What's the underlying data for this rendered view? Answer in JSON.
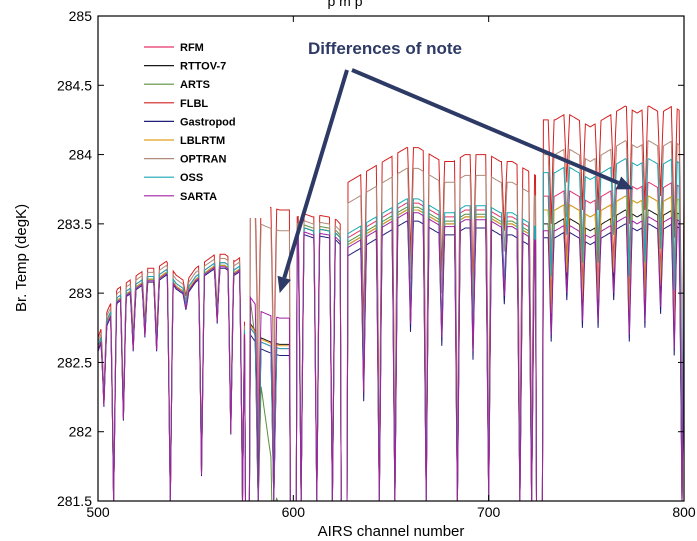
{
  "chart_data": {
    "type": "line",
    "title_fragment": "p   m   p",
    "xlabel": "AIRS channel number",
    "ylabel": "Br. Temp (degK)",
    "xlim": [
      500,
      800
    ],
    "ylim": [
      281.5,
      285
    ],
    "x_ticks": [
      500,
      600,
      700,
      800
    ],
    "y_ticks": [
      281.5,
      282,
      282.5,
      283,
      283.5,
      284,
      284.5,
      285
    ],
    "grid": false,
    "legend_position": "top-left",
    "annotation": {
      "text": "Differences of note",
      "arrow_targets": [
        [
          593,
          283.0
        ],
        [
          774,
          283.75
        ]
      ]
    },
    "base_segments": [
      {
        "x": [
          500,
          505,
          510,
          515,
          520,
          525,
          530,
          535,
          540,
          545,
          550,
          555,
          560,
          565,
          570,
          575
        ],
        "y": [
          282.6,
          282.8,
          282.95,
          283.0,
          283.05,
          283.1,
          283.1,
          283.15,
          283.05,
          283.0,
          283.1,
          283.15,
          283.2,
          283.2,
          283.15,
          283.2
        ]
      },
      {
        "x": [
          578,
          583,
          588,
          593,
          598
        ],
        "y": [
          282.75,
          282.65,
          282.62,
          282.6,
          282.6
        ]
      },
      {
        "x": [
          602,
          606,
          610,
          614,
          618,
          622,
          624
        ],
        "y": [
          283.45,
          283.47,
          283.45,
          283.46,
          283.45,
          283.43,
          283.4
        ]
      },
      {
        "x": [
          628,
          634,
          640,
          646,
          652,
          658,
          664,
          670,
          676,
          682,
          688,
          694,
          700,
          706,
          712,
          718,
          724
        ],
        "y": [
          283.35,
          283.4,
          283.45,
          283.5,
          283.55,
          283.6,
          283.6,
          283.55,
          283.5,
          283.5,
          283.55,
          283.55,
          283.55,
          283.5,
          283.5,
          283.45,
          283.4
        ]
      },
      {
        "x": [
          728,
          734,
          740,
          746,
          752,
          758,
          764,
          770,
          776,
          782,
          788,
          794,
          800
        ],
        "y": [
          283.55,
          283.55,
          283.6,
          283.55,
          283.5,
          283.55,
          283.6,
          283.65,
          283.6,
          283.65,
          283.6,
          283.65,
          283.6
        ]
      }
    ],
    "dips": [
      {
        "x": 503,
        "y": 282.2
      },
      {
        "x": 508,
        "y": 281.5
      },
      {
        "x": 513,
        "y": 282.1
      },
      {
        "x": 518,
        "y": 282.6
      },
      {
        "x": 524,
        "y": 282.7
      },
      {
        "x": 530,
        "y": 282.6
      },
      {
        "x": 537,
        "y": 281.5
      },
      {
        "x": 545,
        "y": 282.9
      },
      {
        "x": 553,
        "y": 281.7
      },
      {
        "x": 561,
        "y": 282.8
      },
      {
        "x": 568,
        "y": 282.0
      },
      {
        "x": 574,
        "y": 281.5
      },
      {
        "x": 582,
        "y": 281.5
      },
      {
        "x": 590,
        "y": 281.5
      },
      {
        "x": 604,
        "y": 281.5
      },
      {
        "x": 612,
        "y": 281.5
      },
      {
        "x": 620,
        "y": 281.5
      },
      {
        "x": 626,
        "y": 281.5
      },
      {
        "x": 636,
        "y": 282.3
      },
      {
        "x": 644,
        "y": 281.5
      },
      {
        "x": 652,
        "y": 281.5
      },
      {
        "x": 660,
        "y": 282.8
      },
      {
        "x": 668,
        "y": 281.5
      },
      {
        "x": 676,
        "y": 282.7
      },
      {
        "x": 684,
        "y": 281.5
      },
      {
        "x": 692,
        "y": 282.6
      },
      {
        "x": 700,
        "y": 281.5
      },
      {
        "x": 708,
        "y": 283.0
      },
      {
        "x": 716,
        "y": 281.5
      },
      {
        "x": 722,
        "y": 281.5
      },
      {
        "x": 726,
        "y": 281.5
      },
      {
        "x": 732,
        "y": 282.8
      },
      {
        "x": 740,
        "y": 283.1
      },
      {
        "x": 748,
        "y": 282.9
      },
      {
        "x": 756,
        "y": 282.9
      },
      {
        "x": 764,
        "y": 283.1
      },
      {
        "x": 772,
        "y": 282.8
      },
      {
        "x": 780,
        "y": 282.9
      },
      {
        "x": 788,
        "y": 283.0
      },
      {
        "x": 795,
        "y": 282.7
      },
      {
        "x": 799,
        "y": 281.5
      }
    ],
    "series": [
      {
        "name": "RFM",
        "color": "#e8336a"
      },
      {
        "name": "RTTOV-7",
        "color": "#1a1a1a"
      },
      {
        "name": "ARTS",
        "color": "#5a8f3c"
      },
      {
        "name": "FLBL",
        "color": "#d42020"
      },
      {
        "name": "Gastropod",
        "color": "#1f1f7a"
      },
      {
        "name": "LBLRTM",
        "color": "#e0a020"
      },
      {
        "name": "OPTRAN",
        "color": "#b08a7a"
      },
      {
        "name": "OSS",
        "color": "#18a8b8"
      },
      {
        "name": "SARTA",
        "color": "#a020a0"
      }
    ]
  }
}
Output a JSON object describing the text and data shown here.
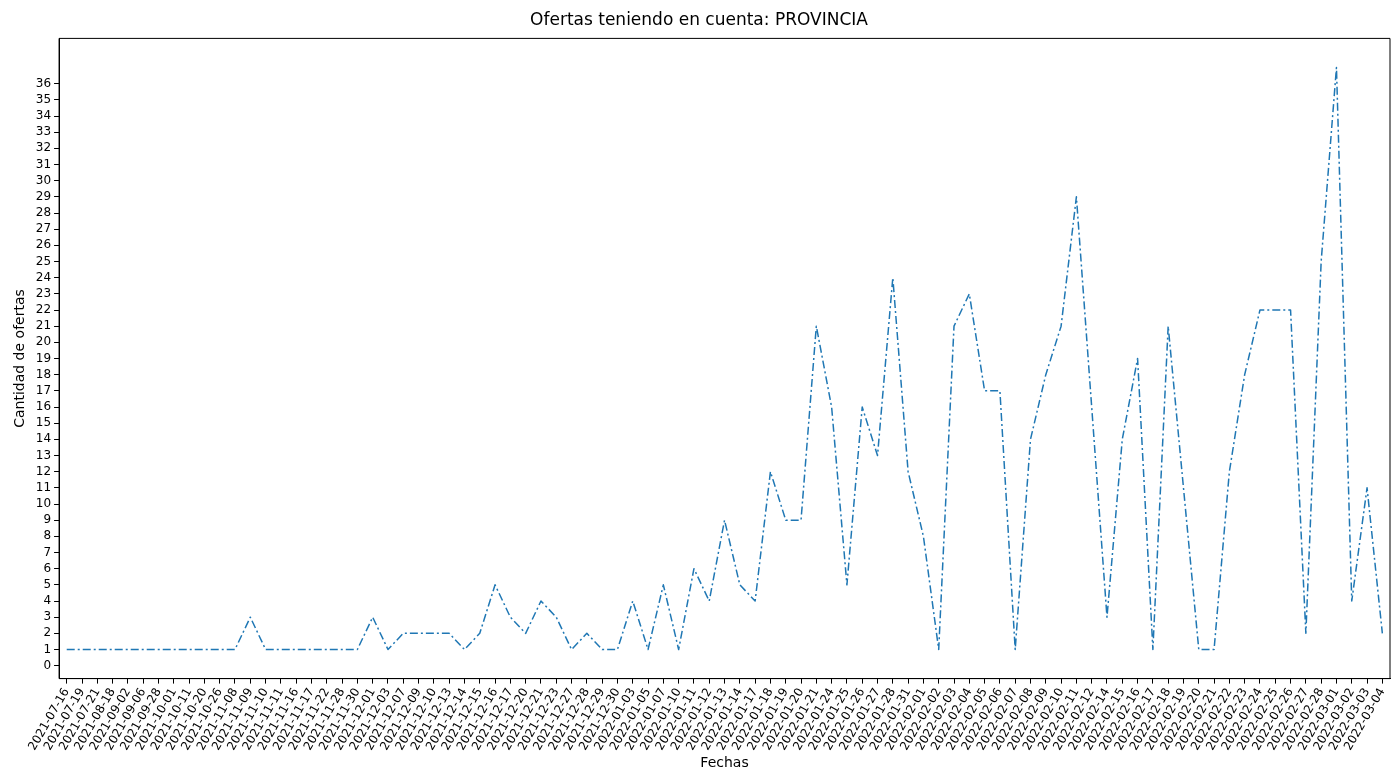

------------------------------------------------

Short task -> Determine how many lines in the data above contain the string "name". Give nothing except the number.

Exercise response -> 9